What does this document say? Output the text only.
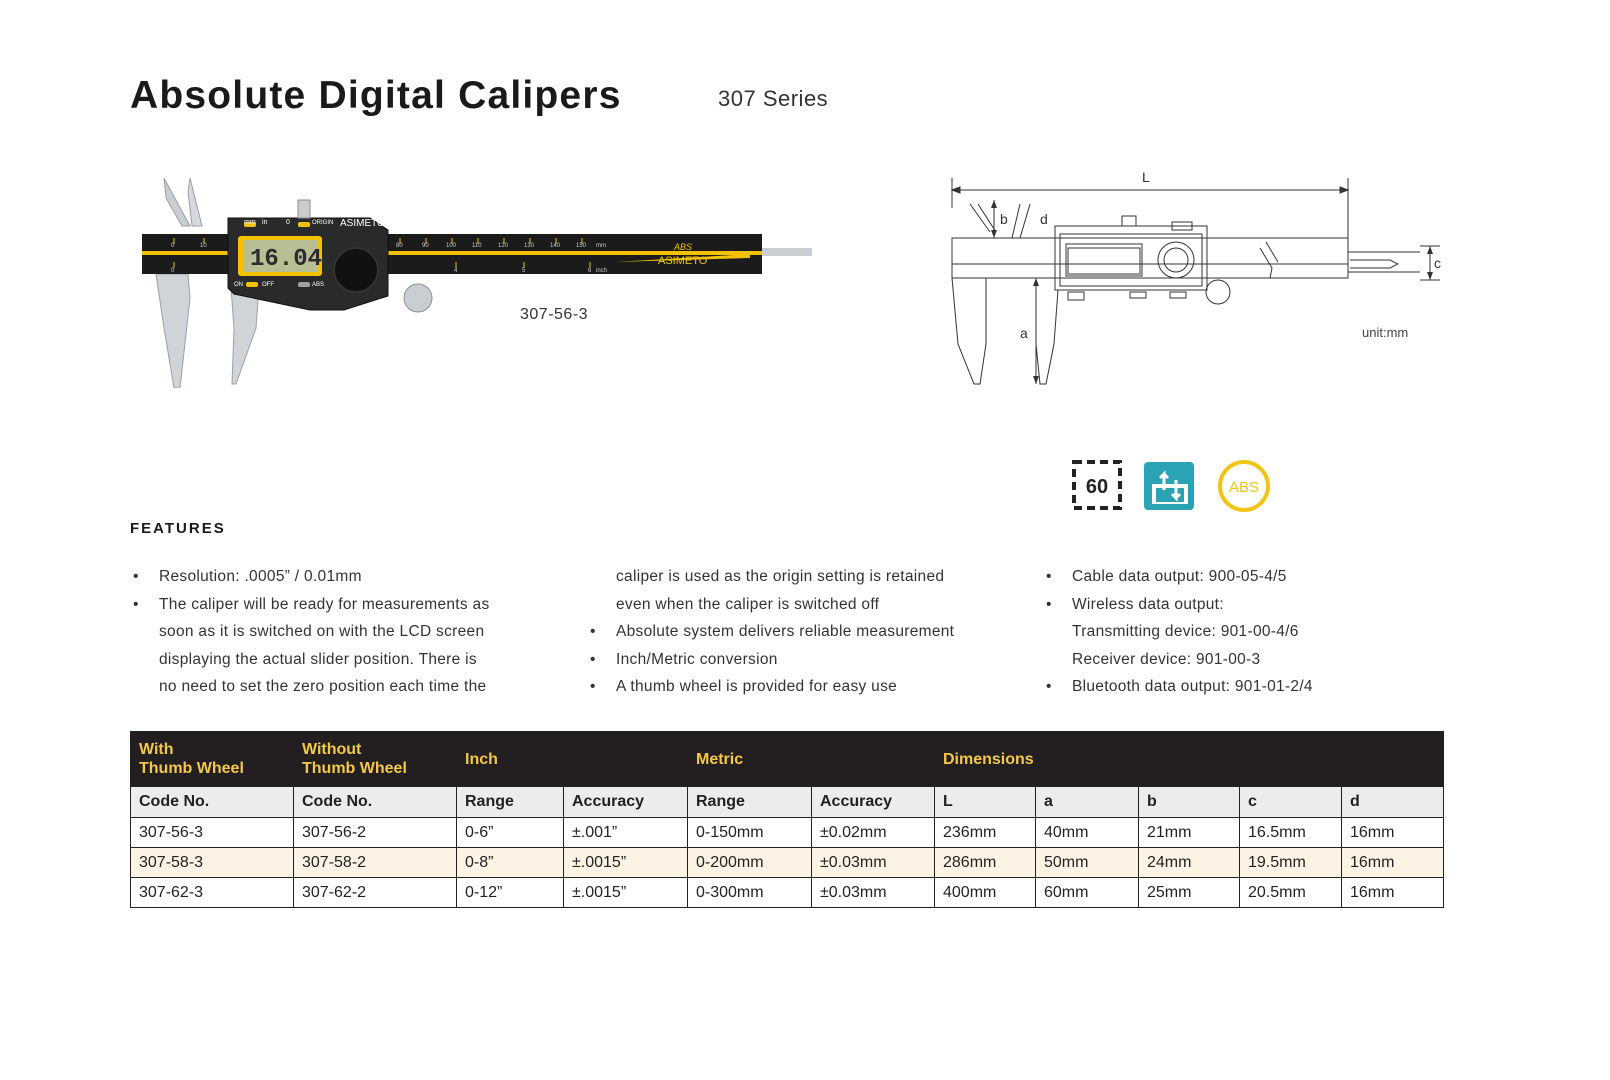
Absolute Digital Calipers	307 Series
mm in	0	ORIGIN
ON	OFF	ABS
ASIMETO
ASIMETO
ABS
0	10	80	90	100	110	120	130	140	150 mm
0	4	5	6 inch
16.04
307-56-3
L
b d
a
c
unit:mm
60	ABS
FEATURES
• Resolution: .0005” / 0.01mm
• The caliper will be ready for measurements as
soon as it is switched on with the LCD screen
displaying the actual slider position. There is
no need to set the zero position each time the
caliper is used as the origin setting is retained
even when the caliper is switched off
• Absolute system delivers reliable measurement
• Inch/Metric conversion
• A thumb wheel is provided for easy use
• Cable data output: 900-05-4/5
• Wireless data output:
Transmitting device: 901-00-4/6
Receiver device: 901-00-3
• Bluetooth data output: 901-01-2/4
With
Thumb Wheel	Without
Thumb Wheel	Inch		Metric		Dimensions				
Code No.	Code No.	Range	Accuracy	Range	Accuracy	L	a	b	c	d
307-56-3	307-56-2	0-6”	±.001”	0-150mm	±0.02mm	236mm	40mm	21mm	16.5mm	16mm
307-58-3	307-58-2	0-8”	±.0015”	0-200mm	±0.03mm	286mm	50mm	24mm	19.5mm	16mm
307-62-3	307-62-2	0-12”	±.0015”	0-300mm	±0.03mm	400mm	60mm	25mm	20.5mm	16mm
==
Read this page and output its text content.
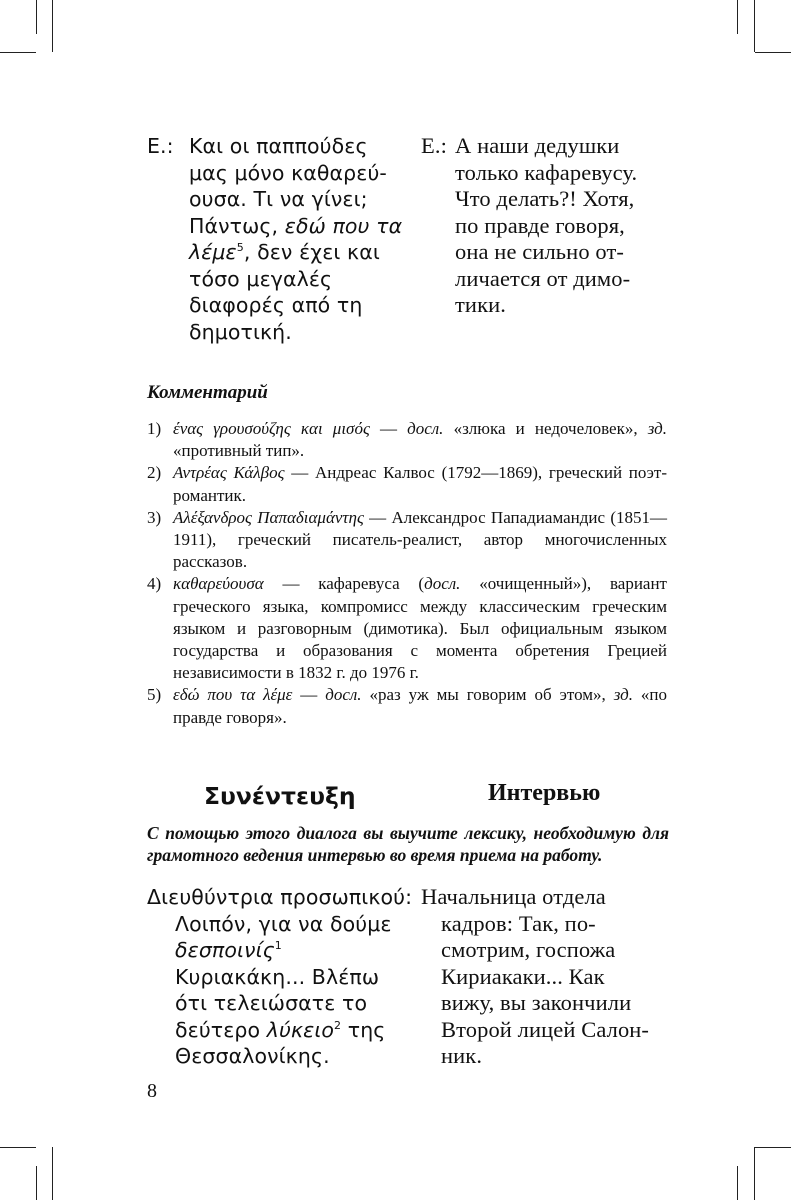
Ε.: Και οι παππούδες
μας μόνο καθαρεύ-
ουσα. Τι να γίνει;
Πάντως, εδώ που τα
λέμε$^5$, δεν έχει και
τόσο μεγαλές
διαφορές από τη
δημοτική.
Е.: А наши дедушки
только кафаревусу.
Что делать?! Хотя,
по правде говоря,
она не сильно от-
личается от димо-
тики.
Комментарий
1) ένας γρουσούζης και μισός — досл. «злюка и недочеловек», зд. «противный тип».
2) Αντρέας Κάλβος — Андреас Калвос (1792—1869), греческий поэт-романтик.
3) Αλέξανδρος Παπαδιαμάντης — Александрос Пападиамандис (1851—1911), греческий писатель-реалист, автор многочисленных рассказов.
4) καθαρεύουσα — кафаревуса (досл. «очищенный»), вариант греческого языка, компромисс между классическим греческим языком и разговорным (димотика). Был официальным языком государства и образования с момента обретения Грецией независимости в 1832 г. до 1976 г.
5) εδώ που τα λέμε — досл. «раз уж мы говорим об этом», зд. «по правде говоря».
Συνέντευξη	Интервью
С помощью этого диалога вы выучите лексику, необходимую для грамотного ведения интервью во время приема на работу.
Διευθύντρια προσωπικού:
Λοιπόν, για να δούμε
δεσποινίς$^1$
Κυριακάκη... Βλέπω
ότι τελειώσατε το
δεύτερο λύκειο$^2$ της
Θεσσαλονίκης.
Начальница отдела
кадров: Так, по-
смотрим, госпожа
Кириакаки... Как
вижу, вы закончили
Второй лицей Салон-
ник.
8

- Problem to work on: Look through the material and copy each line that has "Metric".

- Solution to this problem:
• Inch/Metric conversion
Thumb Wheel	Inch		Metric		Dimensions				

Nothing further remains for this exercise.